▶ [SOURCE DATA]:
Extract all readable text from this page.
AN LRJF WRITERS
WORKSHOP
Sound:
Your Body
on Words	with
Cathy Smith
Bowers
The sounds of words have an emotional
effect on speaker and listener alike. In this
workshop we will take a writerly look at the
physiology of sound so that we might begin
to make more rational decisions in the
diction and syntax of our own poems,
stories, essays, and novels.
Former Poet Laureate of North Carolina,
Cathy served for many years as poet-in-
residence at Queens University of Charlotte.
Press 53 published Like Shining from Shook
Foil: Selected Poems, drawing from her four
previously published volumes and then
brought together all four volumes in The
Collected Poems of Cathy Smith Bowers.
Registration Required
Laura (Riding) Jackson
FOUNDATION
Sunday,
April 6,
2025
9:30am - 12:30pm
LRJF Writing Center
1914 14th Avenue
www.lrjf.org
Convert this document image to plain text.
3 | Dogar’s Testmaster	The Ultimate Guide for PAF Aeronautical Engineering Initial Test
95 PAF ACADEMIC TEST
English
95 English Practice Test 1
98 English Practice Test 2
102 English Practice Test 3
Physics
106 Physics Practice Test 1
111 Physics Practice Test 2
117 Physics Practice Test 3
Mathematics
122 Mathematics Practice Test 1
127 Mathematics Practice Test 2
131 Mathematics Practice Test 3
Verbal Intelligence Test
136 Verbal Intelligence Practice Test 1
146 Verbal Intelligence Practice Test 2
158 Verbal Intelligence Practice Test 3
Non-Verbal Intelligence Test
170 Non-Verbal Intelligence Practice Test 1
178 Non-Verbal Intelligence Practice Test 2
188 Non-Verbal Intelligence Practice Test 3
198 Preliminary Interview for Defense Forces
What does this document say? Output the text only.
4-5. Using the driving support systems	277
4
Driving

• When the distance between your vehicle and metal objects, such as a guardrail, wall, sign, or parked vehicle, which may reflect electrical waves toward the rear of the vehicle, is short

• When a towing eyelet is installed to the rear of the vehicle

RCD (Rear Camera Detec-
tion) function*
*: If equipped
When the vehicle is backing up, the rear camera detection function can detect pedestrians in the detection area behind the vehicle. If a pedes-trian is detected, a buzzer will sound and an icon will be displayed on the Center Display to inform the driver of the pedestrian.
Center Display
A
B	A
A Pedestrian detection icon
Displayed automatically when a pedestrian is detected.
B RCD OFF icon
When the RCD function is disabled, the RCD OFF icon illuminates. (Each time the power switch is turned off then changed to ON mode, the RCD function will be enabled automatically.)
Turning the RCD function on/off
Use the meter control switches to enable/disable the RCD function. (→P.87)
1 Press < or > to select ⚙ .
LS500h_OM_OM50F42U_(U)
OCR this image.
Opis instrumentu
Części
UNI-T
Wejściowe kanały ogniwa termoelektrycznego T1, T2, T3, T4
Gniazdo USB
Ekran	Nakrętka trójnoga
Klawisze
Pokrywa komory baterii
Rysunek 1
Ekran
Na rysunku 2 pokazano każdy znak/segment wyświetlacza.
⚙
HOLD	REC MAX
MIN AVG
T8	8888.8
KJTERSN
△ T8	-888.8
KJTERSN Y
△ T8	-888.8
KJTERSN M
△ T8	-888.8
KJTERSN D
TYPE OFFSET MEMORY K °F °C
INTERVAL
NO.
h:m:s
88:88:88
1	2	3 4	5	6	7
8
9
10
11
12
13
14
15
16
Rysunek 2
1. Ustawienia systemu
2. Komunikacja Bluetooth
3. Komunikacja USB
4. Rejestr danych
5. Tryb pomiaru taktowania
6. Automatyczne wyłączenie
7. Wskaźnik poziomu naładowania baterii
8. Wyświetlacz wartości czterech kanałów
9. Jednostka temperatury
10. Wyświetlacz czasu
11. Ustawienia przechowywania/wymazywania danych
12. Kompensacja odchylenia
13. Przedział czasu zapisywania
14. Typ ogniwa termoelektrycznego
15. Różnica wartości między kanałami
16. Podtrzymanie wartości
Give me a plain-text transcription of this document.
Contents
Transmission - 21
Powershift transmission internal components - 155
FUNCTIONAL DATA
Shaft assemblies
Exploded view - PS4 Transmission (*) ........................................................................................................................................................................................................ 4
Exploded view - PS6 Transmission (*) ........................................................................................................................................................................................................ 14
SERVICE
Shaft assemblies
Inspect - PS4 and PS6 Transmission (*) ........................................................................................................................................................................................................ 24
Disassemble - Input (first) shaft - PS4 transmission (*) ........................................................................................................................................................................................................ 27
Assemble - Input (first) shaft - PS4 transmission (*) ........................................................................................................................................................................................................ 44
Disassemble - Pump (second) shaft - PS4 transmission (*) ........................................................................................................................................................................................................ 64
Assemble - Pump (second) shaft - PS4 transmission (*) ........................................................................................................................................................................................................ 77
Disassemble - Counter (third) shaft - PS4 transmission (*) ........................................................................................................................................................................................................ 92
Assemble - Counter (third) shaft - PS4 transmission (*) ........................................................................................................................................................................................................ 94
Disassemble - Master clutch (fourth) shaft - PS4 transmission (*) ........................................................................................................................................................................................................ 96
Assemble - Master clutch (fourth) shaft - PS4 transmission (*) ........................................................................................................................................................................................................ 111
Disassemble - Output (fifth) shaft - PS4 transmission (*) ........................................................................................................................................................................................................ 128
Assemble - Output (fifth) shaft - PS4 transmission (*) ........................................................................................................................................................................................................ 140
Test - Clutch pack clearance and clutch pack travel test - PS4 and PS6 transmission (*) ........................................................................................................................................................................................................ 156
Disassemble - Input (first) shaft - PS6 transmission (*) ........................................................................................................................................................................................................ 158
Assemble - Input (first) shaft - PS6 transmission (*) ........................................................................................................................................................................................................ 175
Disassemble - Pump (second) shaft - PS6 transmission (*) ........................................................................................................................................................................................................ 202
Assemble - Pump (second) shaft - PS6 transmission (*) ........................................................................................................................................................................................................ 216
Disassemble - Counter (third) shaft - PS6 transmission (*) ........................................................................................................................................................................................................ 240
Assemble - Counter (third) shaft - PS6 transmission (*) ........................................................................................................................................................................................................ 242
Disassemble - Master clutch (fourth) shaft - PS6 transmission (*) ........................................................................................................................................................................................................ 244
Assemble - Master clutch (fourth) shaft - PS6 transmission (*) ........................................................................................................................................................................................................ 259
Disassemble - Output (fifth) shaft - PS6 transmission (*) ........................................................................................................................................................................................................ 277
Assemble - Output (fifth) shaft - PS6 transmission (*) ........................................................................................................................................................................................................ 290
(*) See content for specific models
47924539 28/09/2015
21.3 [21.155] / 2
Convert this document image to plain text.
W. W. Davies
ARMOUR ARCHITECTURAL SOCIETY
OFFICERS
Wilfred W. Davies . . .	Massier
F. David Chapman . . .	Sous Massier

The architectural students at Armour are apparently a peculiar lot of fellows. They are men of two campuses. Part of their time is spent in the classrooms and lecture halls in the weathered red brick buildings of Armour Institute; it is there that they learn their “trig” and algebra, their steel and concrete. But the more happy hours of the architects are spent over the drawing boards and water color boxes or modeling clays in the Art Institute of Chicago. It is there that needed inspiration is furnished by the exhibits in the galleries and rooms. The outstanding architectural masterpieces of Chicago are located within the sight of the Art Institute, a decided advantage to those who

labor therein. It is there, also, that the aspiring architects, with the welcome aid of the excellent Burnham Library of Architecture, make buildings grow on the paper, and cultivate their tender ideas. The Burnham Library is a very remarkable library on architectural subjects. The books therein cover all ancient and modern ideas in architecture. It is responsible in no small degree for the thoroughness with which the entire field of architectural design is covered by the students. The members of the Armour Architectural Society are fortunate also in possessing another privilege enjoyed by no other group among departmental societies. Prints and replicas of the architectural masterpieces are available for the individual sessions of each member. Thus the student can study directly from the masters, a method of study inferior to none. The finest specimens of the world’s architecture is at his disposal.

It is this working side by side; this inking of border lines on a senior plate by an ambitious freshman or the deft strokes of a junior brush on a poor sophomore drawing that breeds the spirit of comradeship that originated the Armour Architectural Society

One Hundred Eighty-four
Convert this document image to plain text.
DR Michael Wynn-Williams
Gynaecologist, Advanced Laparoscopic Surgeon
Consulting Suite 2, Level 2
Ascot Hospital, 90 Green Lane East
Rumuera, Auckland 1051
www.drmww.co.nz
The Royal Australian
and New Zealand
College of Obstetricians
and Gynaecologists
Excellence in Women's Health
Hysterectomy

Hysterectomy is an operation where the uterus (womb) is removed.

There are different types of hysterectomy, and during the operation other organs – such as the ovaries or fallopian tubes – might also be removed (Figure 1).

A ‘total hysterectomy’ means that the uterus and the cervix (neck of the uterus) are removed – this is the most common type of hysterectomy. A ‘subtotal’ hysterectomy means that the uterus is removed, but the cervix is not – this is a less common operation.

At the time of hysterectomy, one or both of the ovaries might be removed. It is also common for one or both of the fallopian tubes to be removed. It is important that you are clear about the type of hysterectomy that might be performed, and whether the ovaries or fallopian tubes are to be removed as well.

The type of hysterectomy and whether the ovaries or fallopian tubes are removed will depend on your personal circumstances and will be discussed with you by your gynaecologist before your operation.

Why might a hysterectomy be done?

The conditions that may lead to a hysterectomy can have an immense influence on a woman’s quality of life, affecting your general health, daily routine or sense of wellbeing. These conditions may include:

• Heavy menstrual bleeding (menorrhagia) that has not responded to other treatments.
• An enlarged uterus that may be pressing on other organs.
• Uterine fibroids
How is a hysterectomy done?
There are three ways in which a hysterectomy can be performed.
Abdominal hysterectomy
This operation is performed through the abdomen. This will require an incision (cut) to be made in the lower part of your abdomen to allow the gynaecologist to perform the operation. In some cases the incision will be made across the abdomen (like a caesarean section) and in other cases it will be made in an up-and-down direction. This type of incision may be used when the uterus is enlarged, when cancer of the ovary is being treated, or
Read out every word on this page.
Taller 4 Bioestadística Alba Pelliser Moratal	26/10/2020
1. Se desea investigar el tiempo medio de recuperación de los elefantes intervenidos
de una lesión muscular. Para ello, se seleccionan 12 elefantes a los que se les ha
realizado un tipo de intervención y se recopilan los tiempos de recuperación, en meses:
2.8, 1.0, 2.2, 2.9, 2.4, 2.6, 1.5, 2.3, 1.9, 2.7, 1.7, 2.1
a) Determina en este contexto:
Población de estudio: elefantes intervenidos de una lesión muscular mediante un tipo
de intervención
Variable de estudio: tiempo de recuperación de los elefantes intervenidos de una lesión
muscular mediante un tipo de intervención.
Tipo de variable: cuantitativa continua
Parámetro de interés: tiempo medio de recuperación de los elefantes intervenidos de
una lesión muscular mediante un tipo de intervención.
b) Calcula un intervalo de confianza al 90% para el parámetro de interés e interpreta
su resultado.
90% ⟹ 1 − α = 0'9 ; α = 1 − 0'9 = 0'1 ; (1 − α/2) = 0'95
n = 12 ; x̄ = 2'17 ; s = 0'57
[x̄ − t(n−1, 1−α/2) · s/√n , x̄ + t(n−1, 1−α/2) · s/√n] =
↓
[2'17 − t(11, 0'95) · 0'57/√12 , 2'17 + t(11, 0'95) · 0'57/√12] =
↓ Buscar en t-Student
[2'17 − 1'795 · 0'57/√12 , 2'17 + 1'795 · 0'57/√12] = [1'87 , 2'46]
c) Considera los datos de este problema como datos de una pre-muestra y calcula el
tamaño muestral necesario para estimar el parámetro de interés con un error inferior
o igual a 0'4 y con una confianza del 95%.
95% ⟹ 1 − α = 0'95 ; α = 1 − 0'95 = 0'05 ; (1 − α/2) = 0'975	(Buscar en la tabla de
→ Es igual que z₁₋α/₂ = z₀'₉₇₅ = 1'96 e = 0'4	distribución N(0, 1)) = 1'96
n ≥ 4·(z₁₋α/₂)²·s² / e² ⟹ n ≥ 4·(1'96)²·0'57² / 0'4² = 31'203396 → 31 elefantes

▶ [WORK TO COMPLETE]:
List the lines of the material in which the word "whether" occurs.

▶ [ANSWER BELOW]:
At the time of hysterectomy, one or both of the ovaries might be removed. It is also common for one or both of the fallopian tubes to be removed. It is important that you are clear about the type of hysterectomy that might be performed, and whether the ovaries or fallopian tubes are to be removed as well.
The type of hysterectomy and whether the ovaries or fallopian tubes are removed will depend on your personal circumstances and will be discussed with you by your gynaecologist before your operation.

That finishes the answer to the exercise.